## Directive
Copy the data exactly; pictures stay out of the copy.

--- Begin ---

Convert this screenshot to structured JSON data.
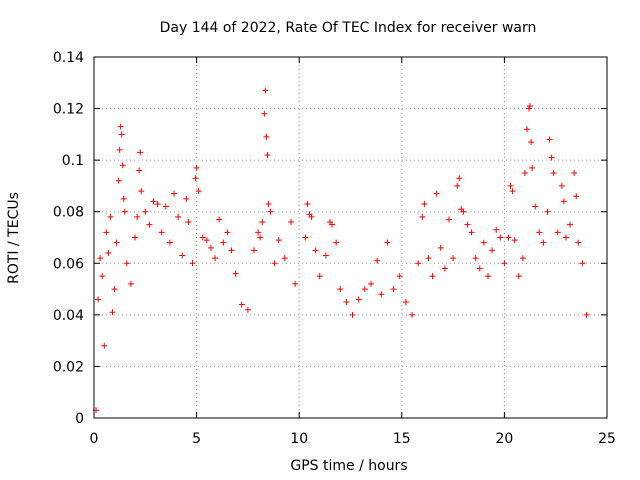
{
  "chart_data": {
    "type": "scatter",
    "title": "Day 144 of 2022, Rate Of TEC Index for receiver warn",
    "xlabel": "GPS time / hours",
    "ylabel": "ROTI / TECUs",
    "xlim": [
      0,
      25
    ],
    "ylim": [
      0,
      0.14
    ],
    "xticks": [
      "0",
      "5",
      "10",
      "15",
      "20",
      "25"
    ],
    "yticks": [
      "0",
      "0.02",
      "0.04",
      "0.06",
      "0.08",
      "0.1",
      "0.12",
      "0.14"
    ],
    "grid": true,
    "marker": "plus",
    "color": "#ff0000",
    "series": [
      {
        "points": [
          [
            0.1,
            0.003
          ],
          [
            0.2,
            0.046
          ],
          [
            0.3,
            0.062
          ],
          [
            0.4,
            0.055
          ],
          [
            0.5,
            0.028
          ],
          [
            0.6,
            0.072
          ],
          [
            0.7,
            0.064
          ],
          [
            0.8,
            0.078
          ],
          [
            0.9,
            0.041
          ],
          [
            1.0,
            0.05
          ],
          [
            1.1,
            0.068
          ],
          [
            1.2,
            0.092
          ],
          [
            1.25,
            0.104
          ],
          [
            1.3,
            0.113
          ],
          [
            1.35,
            0.11
          ],
          [
            1.4,
            0.098
          ],
          [
            1.45,
            0.085
          ],
          [
            1.5,
            0.08
          ],
          [
            1.6,
            0.06
          ],
          [
            1.8,
            0.052
          ],
          [
            2.0,
            0.07
          ],
          [
            2.1,
            0.078
          ],
          [
            2.2,
            0.096
          ],
          [
            2.25,
            0.103
          ],
          [
            2.3,
            0.088
          ],
          [
            2.5,
            0.08
          ],
          [
            2.7,
            0.075
          ],
          [
            2.9,
            0.084
          ],
          [
            3.1,
            0.083
          ],
          [
            3.3,
            0.072
          ],
          [
            3.5,
            0.082
          ],
          [
            3.7,
            0.068
          ],
          [
            3.9,
            0.087
          ],
          [
            4.1,
            0.078
          ],
          [
            4.3,
            0.063
          ],
          [
            4.5,
            0.085
          ],
          [
            4.6,
            0.076
          ],
          [
            4.8,
            0.06
          ],
          [
            4.95,
            0.093
          ],
          [
            5.0,
            0.097
          ],
          [
            5.1,
            0.088
          ],
          [
            5.3,
            0.07
          ],
          [
            5.5,
            0.069
          ],
          [
            5.7,
            0.066
          ],
          [
            5.9,
            0.062
          ],
          [
            6.1,
            0.077
          ],
          [
            6.3,
            0.068
          ],
          [
            6.5,
            0.072
          ],
          [
            6.7,
            0.065
          ],
          [
            6.9,
            0.056
          ],
          [
            7.2,
            0.044
          ],
          [
            7.5,
            0.042
          ],
          [
            7.8,
            0.065
          ],
          [
            8.0,
            0.072
          ],
          [
            8.1,
            0.07
          ],
          [
            8.2,
            0.076
          ],
          [
            8.3,
            0.118
          ],
          [
            8.35,
            0.127
          ],
          [
            8.4,
            0.109
          ],
          [
            8.45,
            0.102
          ],
          [
            8.5,
            0.083
          ],
          [
            8.6,
            0.08
          ],
          [
            8.8,
            0.06
          ],
          [
            9.0,
            0.069
          ],
          [
            9.3,
            0.062
          ],
          [
            9.6,
            0.076
          ],
          [
            9.8,
            0.052
          ],
          [
            10.3,
            0.07
          ],
          [
            10.4,
            0.083
          ],
          [
            10.5,
            0.079
          ],
          [
            10.6,
            0.078
          ],
          [
            10.8,
            0.065
          ],
          [
            11.0,
            0.055
          ],
          [
            11.3,
            0.063
          ],
          [
            11.5,
            0.076
          ],
          [
            11.6,
            0.075
          ],
          [
            11.8,
            0.068
          ],
          [
            12.0,
            0.05
          ],
          [
            12.3,
            0.045
          ],
          [
            12.6,
            0.04
          ],
          [
            12.9,
            0.046
          ],
          [
            13.2,
            0.05
          ],
          [
            13.5,
            0.052
          ],
          [
            13.8,
            0.061
          ],
          [
            14.0,
            0.048
          ],
          [
            14.3,
            0.068
          ],
          [
            14.6,
            0.05
          ],
          [
            14.9,
            0.055
          ],
          [
            15.2,
            0.045
          ],
          [
            15.5,
            0.04
          ],
          [
            15.8,
            0.06
          ],
          [
            16.0,
            0.078
          ],
          [
            16.1,
            0.083
          ],
          [
            16.3,
            0.062
          ],
          [
            16.5,
            0.055
          ],
          [
            16.7,
            0.087
          ],
          [
            16.9,
            0.066
          ],
          [
            17.1,
            0.058
          ],
          [
            17.3,
            0.077
          ],
          [
            17.5,
            0.062
          ],
          [
            17.7,
            0.09
          ],
          [
            17.8,
            0.093
          ],
          [
            17.9,
            0.081
          ],
          [
            18.0,
            0.08
          ],
          [
            18.2,
            0.075
          ],
          [
            18.4,
            0.072
          ],
          [
            18.6,
            0.062
          ],
          [
            18.8,
            0.058
          ],
          [
            19.0,
            0.068
          ],
          [
            19.2,
            0.055
          ],
          [
            19.4,
            0.065
          ],
          [
            19.6,
            0.073
          ],
          [
            19.8,
            0.07
          ],
          [
            20.0,
            0.06
          ],
          [
            20.2,
            0.07
          ],
          [
            20.3,
            0.09
          ],
          [
            20.4,
            0.088
          ],
          [
            20.5,
            0.069
          ],
          [
            20.7,
            0.055
          ],
          [
            20.9,
            0.062
          ],
          [
            21.0,
            0.095
          ],
          [
            21.1,
            0.112
          ],
          [
            21.2,
            0.12
          ],
          [
            21.25,
            0.121
          ],
          [
            21.3,
            0.107
          ],
          [
            21.35,
            0.097
          ],
          [
            21.5,
            0.082
          ],
          [
            21.7,
            0.072
          ],
          [
            21.9,
            0.068
          ],
          [
            22.1,
            0.08
          ],
          [
            22.2,
            0.108
          ],
          [
            22.3,
            0.101
          ],
          [
            22.4,
            0.095
          ],
          [
            22.6,
            0.072
          ],
          [
            22.8,
            0.09
          ],
          [
            22.9,
            0.084
          ],
          [
            23.0,
            0.07
          ],
          [
            23.2,
            0.075
          ],
          [
            23.4,
            0.095
          ],
          [
            23.5,
            0.086
          ],
          [
            23.6,
            0.068
          ],
          [
            23.8,
            0.06
          ],
          [
            24.0,
            0.04
          ]
        ]
      }
    ]
  }
}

--- End ---

## Solved exercise
Convert this screenshot to structured JSON data.
{
  "chart_data": {
    "type": "scatter",
    "title": "Day 144 of 2022, Rate Of TEC Index for receiver warn",
    "xlabel": "GPS time / hours",
    "ylabel": "ROTI / TECUs",
    "xlim": [
      0,
      25
    ],
    "ylim": [
      0,
      0.14
    ],
    "xticks": [
      "0",
      "5",
      "10",
      "15",
      "20",
      "25"
    ],
    "yticks": [
      "0",
      "0.02",
      "0.04",
      "0.06",
      "0.08",
      "0.1",
      "0.12",
      "0.14"
    ],
    "grid": true,
    "marker": "plus",
    "color": "#ff0000",
    "series": [
      {
        "points": [
          [
            0.1,
            0.003
          ],
          [
            0.2,
            0.046
          ],
          [
            0.3,
            0.062
          ],
          [
            0.4,
            0.055
          ],
          [
            0.5,
            0.028
          ],
          [
            0.6,
            0.072
          ],
          [
            0.7,
            0.064
          ],
          [
            0.8,
            0.078
          ],
          [
            0.9,
            0.041
          ],
          [
            1.0,
            0.05
          ],
          [
            1.1,
            0.068
          ],
          [
            1.2,
            0.092
          ],
          [
            1.25,
            0.104
          ],
          [
            1.3,
            0.113
          ],
          [
            1.35,
            0.11
          ],
          [
            1.4,
            0.098
          ],
          [
            1.45,
            0.085
          ],
          [
            1.5,
            0.08
          ],
          [
            1.6,
            0.06
          ],
          [
            1.8,
            0.052
          ],
          [
            2.0,
            0.07
          ],
          [
            2.1,
            0.078
          ],
          [
            2.2,
            0.096
          ],
          [
            2.25,
            0.103
          ],
          [
            2.3,
            0.088
          ],
          [
            2.5,
            0.08
          ],
          [
            2.7,
            0.075
          ],
          [
            2.9,
            0.084
          ],
          [
            3.1,
            0.083
          ],
          [
            3.3,
            0.072
          ],
          [
            3.5,
            0.082
          ],
          [
            3.7,
            0.068
          ],
          [
            3.9,
            0.087
          ],
          [
            4.1,
            0.078
          ],
          [
            4.3,
            0.063
          ],
          [
            4.5,
            0.085
          ],
          [
            4.6,
            0.076
          ],
          [
            4.8,
            0.06
          ],
          [
            4.95,
            0.093
          ],
          [
            5.0,
            0.097
          ],
          [
            5.1,
            0.088
          ],
          [
            5.3,
            0.07
          ],
          [
            5.5,
            0.069
          ],
          [
            5.7,
            0.066
          ],
          [
            5.9,
            0.062
          ],
          [
            6.1,
            0.077
          ],
          [
            6.3,
            0.068
          ],
          [
            6.5,
            0.072
          ],
          [
            6.7,
            0.065
          ],
          [
            6.9,
            0.056
          ],
          [
            7.2,
            0.044
          ],
          [
            7.5,
            0.042
          ],
          [
            7.8,
            0.065
          ],
          [
            8.0,
            0.072
          ],
          [
            8.1,
            0.07
          ],
          [
            8.2,
            0.076
          ],
          [
            8.3,
            0.118
          ],
          [
            8.35,
            0.127
          ],
          [
            8.4,
            0.109
          ],
          [
            8.45,
            0.102
          ],
          [
            8.5,
            0.083
          ],
          [
            8.6,
            0.08
          ],
          [
            8.8,
            0.06
          ],
          [
            9.0,
            0.069
          ],
          [
            9.3,
            0.062
          ],
          [
            9.6,
            0.076
          ],
          [
            9.8,
            0.052
          ],
          [
            10.3,
            0.07
          ],
          [
            10.4,
            0.083
          ],
          [
            10.5,
            0.079
          ],
          [
            10.6,
            0.078
          ],
          [
            10.8,
            0.065
          ],
          [
            11.0,
            0.055
          ],
          [
            11.3,
            0.063
          ],
          [
            11.5,
            0.076
          ],
          [
            11.6,
            0.075
          ],
          [
            11.8,
            0.068
          ],
          [
            12.0,
            0.05
          ],
          [
            12.3,
            0.045
          ],
          [
            12.6,
            0.04
          ],
          [
            12.9,
            0.046
          ],
          [
            13.2,
            0.05
          ],
          [
            13.5,
            0.052
          ],
          [
            13.8,
            0.061
          ],
          [
            14.0,
            0.048
          ],
          [
            14.3,
            0.068
          ],
          [
            14.6,
            0.05
          ],
          [
            14.9,
            0.055
          ],
          [
            15.2,
            0.045
          ],
          [
            15.5,
            0.04
          ],
          [
            15.8,
            0.06
          ],
          [
            16.0,
            0.078
          ],
          [
            16.1,
            0.083
          ],
          [
            16.3,
            0.062
          ],
          [
            16.5,
            0.055
          ],
          [
            16.7,
            0.087
          ],
          [
            16.9,
            0.066
          ],
          [
            17.1,
            0.058
          ],
          [
            17.3,
            0.077
          ],
          [
            17.5,
            0.062
          ],
          [
            17.7,
            0.09
          ],
          [
            17.8,
            0.093
          ],
          [
            17.9,
            0.081
          ],
          [
            18.0,
            0.08
          ],
          [
            18.2,
            0.075
          ],
          [
            18.4,
            0.072
          ],
          [
            18.6,
            0.062
          ],
          [
            18.8,
            0.058
          ],
          [
            19.0,
            0.068
          ],
          [
            19.2,
            0.055
          ],
          [
            19.4,
            0.065
          ],
          [
            19.6,
            0.073
          ],
          [
            19.8,
            0.07
          ],
          [
            20.0,
            0.06
          ],
          [
            20.2,
            0.07
          ],
          [
            20.3,
            0.09
          ],
          [
            20.4,
            0.088
          ],
          [
            20.5,
            0.069
          ],
          [
            20.7,
            0.055
          ],
          [
            20.9,
            0.062
          ],
          [
            21.0,
            0.095
          ],
          [
            21.1,
            0.112
          ],
          [
            21.2,
            0.12
          ],
          [
            21.25,
            0.121
          ],
          [
            21.3,
            0.107
          ],
          [
            21.35,
            0.097
          ],
          [
            21.5,
            0.082
          ],
          [
            21.7,
            0.072
          ],
          [
            21.9,
            0.068
          ],
          [
            22.1,
            0.08
          ],
          [
            22.2,
            0.108
          ],
          [
            22.3,
            0.101
          ],
          [
            22.4,
            0.095
          ],
          [
            22.6,
            0.072
          ],
          [
            22.8,
            0.09
          ],
          [
            22.9,
            0.084
          ],
          [
            23.0,
            0.07
          ],
          [
            23.2,
            0.075
          ],
          [
            23.4,
            0.095
          ],
          [
            23.5,
            0.086
          ],
          [
            23.6,
            0.068
          ],
          [
            23.8,
            0.06
          ],
          [
            24.0,
            0.04
          ]
        ]
      }
    ]
  }
}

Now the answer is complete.